Document extract:
────────
# US shipping address?



## surfrider (Oct 4, 2011)

There are different ways to get things shipped from the US to Mexico. I would like some information on the "get a US address and we ship to you" companies verses the "P.O. box and we ship to you" companies. Any one know of really good prices out there for this kind of stuff?
How do you get your stuff shipped to Mexico?


----------



## Anonimo (Apr 8, 2012)

This may not be a satisfactory answer, but we either wait until friends are going to the U.S. and are willing to shop and bring stuff back for us, or we just wait until we ourselves go. I usually shop with Amazon.com and arrange delivery of my purchases for the week before we arrive or during the first week of our stay. The delivery address is either my family's home or that of friends.


----------



## johnmex (Nov 30, 2010)

I just placed an order with Amazon for 3 "Otterbox" cases for iPhone/iPod. They should arrive in about a week or 2.

Amazon ships to Mexico without having to use a PO box nor a US address. (Note, some things cannot be shipped outside the US.)


----------



## mexikatz (Mar 16, 2013)

We arrived here in January. Since then I have placed 3 orders on ebay and all 3 have been delivered to our house here in Mexico. A new pair of nike's (Calif.), a cd rom with ebooks (WA) and printer cartridges for my printer (hong kong).

Each time I told myself - if it comes it comes - if not - oh well.


----------



## arturo_b (Sep 17, 2009)

Here in Tijuana we keep private mail boxes in San Ysidro because we cross the border regularly. People in Rosarito (a half-hour south) and Ensenada (an hour south) use local services that maintain PMBs in San Diego and handle the coming-and-going for their subscribers. If I were living in Pátzcuaro, I would look for a similar service there but I wouldn't expect it to be cheap.


----------



## johnmex (Nov 30, 2010)

johnmex said:


> I just placed an order with Amazon for 3 "Otterbox" cases for iPhone/iPod. They should arrive in about a week or 2.
> 
> Amazon ships to Mexico without having to use a PO box nor a US address. (Note, some things cannot be shipped outside the US.)
────────
Information shown:
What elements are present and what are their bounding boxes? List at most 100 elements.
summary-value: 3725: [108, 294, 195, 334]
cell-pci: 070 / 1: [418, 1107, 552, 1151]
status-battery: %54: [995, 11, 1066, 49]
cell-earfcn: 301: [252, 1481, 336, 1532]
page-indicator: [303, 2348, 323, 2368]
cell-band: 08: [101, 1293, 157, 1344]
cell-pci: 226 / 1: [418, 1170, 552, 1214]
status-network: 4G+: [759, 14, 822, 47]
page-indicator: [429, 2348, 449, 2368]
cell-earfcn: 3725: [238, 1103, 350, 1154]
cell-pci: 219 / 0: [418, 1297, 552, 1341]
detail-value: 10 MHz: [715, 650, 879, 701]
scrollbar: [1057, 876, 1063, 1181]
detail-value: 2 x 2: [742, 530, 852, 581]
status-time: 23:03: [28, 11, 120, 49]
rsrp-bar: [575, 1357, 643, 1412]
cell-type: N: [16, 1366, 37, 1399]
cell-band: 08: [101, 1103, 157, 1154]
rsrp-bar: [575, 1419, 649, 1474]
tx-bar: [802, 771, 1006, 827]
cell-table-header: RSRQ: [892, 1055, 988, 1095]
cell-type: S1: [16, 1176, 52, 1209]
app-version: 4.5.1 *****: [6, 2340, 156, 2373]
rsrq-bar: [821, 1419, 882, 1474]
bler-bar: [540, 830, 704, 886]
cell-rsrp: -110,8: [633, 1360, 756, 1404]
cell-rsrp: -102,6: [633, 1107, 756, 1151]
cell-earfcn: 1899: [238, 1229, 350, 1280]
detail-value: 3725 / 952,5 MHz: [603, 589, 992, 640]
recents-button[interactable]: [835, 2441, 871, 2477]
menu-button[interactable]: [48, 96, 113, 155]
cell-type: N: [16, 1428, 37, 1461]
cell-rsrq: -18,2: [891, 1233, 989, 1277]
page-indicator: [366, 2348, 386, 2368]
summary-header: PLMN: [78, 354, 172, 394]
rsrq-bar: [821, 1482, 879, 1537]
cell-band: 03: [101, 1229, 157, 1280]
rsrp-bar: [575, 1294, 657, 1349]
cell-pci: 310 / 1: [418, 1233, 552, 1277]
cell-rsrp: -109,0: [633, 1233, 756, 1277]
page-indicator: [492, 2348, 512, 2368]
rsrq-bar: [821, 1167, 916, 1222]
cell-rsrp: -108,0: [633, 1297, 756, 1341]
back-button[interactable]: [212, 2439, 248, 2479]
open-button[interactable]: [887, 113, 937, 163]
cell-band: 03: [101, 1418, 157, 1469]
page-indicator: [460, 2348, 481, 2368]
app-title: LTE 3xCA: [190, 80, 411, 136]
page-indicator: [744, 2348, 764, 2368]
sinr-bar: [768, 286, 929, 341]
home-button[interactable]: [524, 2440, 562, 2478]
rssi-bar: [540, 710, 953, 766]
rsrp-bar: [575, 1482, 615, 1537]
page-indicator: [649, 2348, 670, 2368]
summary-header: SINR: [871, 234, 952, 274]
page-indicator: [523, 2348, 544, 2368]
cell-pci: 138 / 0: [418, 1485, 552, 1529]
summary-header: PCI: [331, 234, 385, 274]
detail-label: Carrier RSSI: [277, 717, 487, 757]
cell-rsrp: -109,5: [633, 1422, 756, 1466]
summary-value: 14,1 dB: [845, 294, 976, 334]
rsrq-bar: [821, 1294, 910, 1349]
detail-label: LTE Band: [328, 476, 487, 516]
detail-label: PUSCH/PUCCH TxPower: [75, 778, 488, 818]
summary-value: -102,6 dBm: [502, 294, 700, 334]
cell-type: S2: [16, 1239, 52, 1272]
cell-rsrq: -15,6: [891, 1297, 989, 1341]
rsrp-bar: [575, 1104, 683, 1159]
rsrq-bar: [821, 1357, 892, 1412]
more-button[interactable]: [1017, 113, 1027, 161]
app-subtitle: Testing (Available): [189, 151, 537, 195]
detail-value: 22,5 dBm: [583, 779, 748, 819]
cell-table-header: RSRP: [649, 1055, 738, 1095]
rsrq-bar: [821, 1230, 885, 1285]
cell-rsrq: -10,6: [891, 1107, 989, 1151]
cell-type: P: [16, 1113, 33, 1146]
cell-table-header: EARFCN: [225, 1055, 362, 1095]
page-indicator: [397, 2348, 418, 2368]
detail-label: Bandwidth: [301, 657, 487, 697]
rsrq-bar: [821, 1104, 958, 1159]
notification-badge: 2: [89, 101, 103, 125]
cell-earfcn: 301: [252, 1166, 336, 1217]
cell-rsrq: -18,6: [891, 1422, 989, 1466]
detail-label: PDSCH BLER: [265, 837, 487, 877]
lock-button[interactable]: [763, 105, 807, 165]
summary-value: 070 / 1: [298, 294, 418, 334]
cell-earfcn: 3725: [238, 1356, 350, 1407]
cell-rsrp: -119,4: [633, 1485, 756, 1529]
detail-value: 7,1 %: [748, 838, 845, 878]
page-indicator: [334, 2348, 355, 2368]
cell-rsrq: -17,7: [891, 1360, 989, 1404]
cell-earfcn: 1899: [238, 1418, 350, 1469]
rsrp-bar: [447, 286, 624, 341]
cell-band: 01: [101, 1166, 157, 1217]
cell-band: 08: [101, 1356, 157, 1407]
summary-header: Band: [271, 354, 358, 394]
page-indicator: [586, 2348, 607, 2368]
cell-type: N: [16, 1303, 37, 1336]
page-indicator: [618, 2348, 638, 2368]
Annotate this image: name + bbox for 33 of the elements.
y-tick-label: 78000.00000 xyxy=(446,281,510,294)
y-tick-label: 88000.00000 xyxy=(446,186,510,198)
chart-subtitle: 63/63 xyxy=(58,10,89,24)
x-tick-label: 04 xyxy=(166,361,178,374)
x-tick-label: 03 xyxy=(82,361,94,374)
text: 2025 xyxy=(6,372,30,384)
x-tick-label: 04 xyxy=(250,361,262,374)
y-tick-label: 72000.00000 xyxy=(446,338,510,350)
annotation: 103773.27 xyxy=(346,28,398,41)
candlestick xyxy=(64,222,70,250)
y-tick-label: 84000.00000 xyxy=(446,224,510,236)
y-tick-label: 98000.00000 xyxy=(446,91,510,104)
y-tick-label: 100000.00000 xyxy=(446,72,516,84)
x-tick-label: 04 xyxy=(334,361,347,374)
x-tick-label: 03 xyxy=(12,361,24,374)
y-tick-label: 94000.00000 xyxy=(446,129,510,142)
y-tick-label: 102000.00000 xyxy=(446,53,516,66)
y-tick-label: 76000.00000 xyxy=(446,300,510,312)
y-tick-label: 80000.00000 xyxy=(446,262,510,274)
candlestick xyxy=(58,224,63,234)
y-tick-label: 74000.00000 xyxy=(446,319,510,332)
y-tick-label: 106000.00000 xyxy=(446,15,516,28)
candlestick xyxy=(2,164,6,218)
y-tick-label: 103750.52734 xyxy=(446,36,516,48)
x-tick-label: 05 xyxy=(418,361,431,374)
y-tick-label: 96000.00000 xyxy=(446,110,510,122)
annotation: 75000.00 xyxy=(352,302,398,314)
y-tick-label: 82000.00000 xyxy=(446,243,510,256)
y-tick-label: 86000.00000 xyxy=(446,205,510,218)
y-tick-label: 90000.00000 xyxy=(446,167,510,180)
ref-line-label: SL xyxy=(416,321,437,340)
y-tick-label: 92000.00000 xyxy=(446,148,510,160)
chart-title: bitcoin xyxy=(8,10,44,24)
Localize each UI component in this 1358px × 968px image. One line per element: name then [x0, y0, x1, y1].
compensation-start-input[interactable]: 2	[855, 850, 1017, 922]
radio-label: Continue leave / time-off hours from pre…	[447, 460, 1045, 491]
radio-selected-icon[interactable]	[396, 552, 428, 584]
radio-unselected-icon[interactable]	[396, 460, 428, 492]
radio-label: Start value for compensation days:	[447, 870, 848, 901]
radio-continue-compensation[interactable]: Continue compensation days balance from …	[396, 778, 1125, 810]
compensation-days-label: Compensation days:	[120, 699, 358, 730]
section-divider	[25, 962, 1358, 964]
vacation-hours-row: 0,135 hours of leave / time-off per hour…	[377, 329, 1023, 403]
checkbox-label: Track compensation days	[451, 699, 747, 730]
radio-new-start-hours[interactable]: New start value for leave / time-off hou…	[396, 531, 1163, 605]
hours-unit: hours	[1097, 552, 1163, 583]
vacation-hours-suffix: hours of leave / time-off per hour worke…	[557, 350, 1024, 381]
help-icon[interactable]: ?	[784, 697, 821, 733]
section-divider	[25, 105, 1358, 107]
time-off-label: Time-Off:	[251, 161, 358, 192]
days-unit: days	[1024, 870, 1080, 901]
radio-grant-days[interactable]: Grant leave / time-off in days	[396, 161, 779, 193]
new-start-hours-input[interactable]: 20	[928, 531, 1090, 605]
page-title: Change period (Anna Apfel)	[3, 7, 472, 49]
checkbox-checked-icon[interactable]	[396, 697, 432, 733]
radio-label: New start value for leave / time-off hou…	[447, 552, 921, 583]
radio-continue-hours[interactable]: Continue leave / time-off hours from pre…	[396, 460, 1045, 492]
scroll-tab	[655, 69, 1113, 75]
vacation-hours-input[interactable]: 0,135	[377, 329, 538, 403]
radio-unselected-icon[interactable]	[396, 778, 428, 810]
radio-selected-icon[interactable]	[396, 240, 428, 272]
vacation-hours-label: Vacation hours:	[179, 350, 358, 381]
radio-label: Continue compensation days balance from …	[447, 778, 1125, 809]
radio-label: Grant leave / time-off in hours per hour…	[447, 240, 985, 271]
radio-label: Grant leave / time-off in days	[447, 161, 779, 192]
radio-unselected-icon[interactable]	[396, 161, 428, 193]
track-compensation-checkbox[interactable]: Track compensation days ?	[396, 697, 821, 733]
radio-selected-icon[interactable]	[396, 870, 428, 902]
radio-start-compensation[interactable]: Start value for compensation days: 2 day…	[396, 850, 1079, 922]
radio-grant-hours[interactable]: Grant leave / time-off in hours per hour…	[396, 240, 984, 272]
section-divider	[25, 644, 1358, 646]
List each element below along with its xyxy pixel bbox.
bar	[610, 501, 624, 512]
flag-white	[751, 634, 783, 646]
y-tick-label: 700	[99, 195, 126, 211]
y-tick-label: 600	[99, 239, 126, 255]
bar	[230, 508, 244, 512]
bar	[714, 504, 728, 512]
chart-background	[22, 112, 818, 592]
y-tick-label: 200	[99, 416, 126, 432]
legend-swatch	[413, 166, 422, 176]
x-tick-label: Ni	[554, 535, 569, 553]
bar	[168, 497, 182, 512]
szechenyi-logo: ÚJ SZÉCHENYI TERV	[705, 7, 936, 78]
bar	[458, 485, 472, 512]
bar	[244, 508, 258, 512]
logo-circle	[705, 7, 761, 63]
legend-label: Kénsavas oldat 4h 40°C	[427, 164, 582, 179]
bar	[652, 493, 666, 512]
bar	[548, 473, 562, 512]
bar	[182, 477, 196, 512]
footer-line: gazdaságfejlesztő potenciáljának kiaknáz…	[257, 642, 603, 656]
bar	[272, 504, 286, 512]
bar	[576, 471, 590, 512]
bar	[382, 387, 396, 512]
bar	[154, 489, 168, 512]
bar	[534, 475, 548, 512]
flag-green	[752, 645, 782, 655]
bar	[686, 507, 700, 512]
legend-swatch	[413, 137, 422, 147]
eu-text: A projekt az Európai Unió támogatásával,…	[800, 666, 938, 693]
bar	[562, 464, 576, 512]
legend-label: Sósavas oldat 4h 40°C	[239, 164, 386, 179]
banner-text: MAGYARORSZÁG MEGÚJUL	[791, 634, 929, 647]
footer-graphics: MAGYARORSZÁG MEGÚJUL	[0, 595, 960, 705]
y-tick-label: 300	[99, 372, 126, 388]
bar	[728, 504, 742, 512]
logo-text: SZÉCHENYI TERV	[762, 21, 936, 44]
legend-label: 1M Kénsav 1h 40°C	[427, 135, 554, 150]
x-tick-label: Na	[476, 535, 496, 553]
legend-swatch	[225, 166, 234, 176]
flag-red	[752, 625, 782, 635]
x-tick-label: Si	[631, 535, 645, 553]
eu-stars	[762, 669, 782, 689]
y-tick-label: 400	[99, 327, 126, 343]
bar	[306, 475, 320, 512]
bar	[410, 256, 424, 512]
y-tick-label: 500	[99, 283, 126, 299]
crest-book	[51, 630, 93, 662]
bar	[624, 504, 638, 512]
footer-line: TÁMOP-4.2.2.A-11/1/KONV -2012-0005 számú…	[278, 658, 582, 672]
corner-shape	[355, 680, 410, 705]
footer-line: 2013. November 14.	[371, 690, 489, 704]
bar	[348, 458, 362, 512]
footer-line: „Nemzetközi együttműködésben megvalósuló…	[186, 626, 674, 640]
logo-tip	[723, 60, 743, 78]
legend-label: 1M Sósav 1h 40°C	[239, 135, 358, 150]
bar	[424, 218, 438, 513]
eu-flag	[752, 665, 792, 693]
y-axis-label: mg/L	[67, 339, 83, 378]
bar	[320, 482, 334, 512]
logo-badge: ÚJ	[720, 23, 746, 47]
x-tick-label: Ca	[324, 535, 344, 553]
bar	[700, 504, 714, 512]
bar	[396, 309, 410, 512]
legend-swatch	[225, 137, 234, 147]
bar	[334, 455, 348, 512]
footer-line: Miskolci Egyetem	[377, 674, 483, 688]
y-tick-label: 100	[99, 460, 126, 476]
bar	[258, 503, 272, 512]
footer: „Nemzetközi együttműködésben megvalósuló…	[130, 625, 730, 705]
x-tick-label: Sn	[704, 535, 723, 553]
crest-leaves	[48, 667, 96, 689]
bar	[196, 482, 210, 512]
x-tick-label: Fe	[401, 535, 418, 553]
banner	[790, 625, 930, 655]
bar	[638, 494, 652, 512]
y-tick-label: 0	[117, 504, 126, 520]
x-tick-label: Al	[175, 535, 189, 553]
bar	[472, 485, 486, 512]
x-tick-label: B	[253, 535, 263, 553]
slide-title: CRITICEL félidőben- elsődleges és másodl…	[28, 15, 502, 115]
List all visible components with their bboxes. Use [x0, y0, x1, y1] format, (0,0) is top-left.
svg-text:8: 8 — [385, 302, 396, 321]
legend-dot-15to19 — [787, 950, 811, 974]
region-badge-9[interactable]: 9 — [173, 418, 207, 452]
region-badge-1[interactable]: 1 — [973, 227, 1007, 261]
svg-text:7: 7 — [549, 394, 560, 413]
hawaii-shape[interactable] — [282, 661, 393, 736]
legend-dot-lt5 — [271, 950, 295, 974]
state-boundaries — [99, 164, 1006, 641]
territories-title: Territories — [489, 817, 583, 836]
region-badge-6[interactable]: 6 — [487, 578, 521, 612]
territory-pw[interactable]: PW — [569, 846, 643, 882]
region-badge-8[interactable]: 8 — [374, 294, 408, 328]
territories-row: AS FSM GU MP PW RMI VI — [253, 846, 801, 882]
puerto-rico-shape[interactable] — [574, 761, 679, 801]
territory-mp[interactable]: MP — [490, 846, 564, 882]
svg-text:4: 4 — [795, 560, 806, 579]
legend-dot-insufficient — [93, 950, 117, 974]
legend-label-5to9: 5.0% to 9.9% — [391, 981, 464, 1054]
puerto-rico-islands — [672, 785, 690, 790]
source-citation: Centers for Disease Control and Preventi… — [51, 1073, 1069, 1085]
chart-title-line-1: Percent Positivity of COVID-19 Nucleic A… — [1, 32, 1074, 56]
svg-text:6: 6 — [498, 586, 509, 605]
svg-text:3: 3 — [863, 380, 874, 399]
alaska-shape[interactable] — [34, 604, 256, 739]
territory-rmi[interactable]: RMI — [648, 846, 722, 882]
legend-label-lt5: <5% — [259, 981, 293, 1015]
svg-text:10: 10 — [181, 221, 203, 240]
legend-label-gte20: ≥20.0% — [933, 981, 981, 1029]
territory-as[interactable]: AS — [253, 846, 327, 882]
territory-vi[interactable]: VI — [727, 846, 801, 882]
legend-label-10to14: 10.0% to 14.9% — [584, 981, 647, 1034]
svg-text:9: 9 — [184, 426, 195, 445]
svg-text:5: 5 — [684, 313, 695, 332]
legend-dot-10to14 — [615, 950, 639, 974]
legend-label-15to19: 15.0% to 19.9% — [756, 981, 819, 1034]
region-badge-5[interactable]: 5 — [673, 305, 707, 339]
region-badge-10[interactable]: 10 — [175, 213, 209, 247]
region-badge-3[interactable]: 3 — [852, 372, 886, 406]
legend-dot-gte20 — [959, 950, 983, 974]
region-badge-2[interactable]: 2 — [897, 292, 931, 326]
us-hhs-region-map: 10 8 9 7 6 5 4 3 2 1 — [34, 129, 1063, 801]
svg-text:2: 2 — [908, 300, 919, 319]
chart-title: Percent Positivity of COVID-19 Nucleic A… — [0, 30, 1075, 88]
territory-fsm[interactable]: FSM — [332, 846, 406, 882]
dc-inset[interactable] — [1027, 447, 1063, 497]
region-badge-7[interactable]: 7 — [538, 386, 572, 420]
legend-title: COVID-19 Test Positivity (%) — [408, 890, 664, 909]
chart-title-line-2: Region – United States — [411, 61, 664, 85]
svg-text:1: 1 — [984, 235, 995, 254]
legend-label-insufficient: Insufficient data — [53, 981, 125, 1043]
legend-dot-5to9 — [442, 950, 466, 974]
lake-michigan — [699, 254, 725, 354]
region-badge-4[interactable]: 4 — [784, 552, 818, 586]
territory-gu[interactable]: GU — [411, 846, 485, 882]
────────
Written instruction A:
Answer these questions from the forum thread:
(i) According to johnmex, which retailer ships to Mexico without needing a PO box or a US address?
(ii) How many eBay orders does mexikatz report placing since arriving in January?
(iii) Where do people in Tijuana keep private mail boxes, according to arturo_b?
Written instruction B:
Reproduce the forum thread word for word, starting at "## mexikatz (Mar" and ending at "to be cheap.".
The listing is not needed for any of this work.

Correct answer A:
(i) Amazon
(ii) Three
(iii) San Ysidro

Correct answer B:
## mexikatz (Mar 16, 2013)

We arrived here in January. Since then I have placed 3 orders on ebay and all 3 have been delivered to our house here in Mexico. A new pair of nike's (Calif.), a cd rom with ebooks (WA) and printer cartridges for my printer (hong kong).

Each time I told myself - if it comes it comes - if not - oh well.


----------



## arturo_b (Sep 17, 2009)

Here in Tijuana we keep private mail boxes in San Ysidro because we cross the border regularly. People in Rosarito (a half-hour south) and Ensenada (an hour south) use local services that maintain PMBs in San Diego and handle the coming-and-going for their subscribers. If I were living in Pátzcuaro, I would look for a similar service there but I wouldn't expect it to be cheap.